* **GOAL OF THE EXERCISE**: Copy the listing below in full and skip every picture.

* **ENTRIES SHOWN**:
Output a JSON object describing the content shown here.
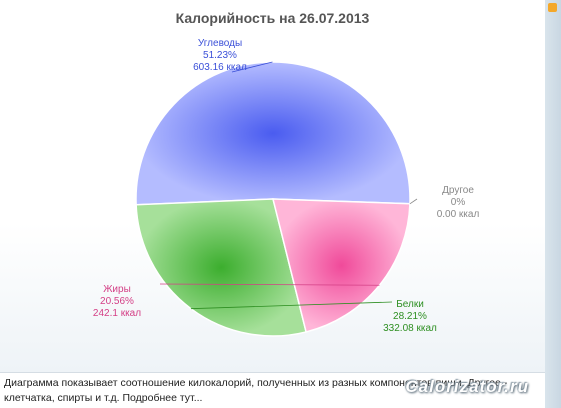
{
  "chart_data": {
    "type": "pie",
    "title": "Калорийность на 26.07.2013",
    "slices": [
      {
        "name": "Углеводы",
        "percent": 51.23,
        "value": 603.16,
        "percent_label": "51.23%",
        "value_label": "603.16 ккал",
        "color": "#4a5cf0"
      },
      {
        "name": "Белки",
        "percent": 28.21,
        "value": 332.08,
        "percent_label": "28.21%",
        "value_label": "332.08 ккал",
        "color": "#3cae2e"
      },
      {
        "name": "Жиры",
        "percent": 20.56,
        "value": 242.1,
        "percent_label": "20.56%",
        "value_label": "242.1 ккал",
        "color": "#f04a9a"
      },
      {
        "name": "Другое",
        "percent": 0,
        "value": 0.0,
        "percent_label": "0%",
        "value_label": "0.00 ккал",
        "color": "#999999"
      }
    ]
  },
  "footer": {
    "text": "Диаграмма показывает соотношение килокалорий, полученных из разных компонентов пищи. Другое - клетчатка, спирты и т.д. Подробнее тут...",
    "watermark": "Calorizator.ru"
  }
}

* **THE COMPLETED TASK**:
Output a JSON object describing the content shown here.
{
  "chart_data": {
    "type": "pie",
    "title": "Калорийность на 26.07.2013",
    "slices": [
      {
        "name": "Углеводы",
        "percent": 51.23,
        "value": 603.16,
        "percent_label": "51.23%",
        "value_label": "603.16 ккал",
        "color": "#4a5cf0"
      },
      {
        "name": "Белки",
        "percent": 28.21,
        "value": 332.08,
        "percent_label": "28.21%",
        "value_label": "332.08 ккал",
        "color": "#3cae2e"
      },
      {
        "name": "Жиры",
        "percent": 20.56,
        "value": 242.1,
        "percent_label": "20.56%",
        "value_label": "242.1 ккал",
        "color": "#f04a9a"
      },
      {
        "name": "Другое",
        "percent": 0,
        "value": 0.0,
        "percent_label": "0%",
        "value_label": "0.00 ккал",
        "color": "#999999"
      }
    ]
  },
  "footer": {
    "text": "Диаграмма показывает соотношение килокалорий, полученных из разных компонентов пищи. Другое - клетчатка, спирты и т.д. Подробнее тут...",
    "watermark": "Calorizator.ru"
  }
}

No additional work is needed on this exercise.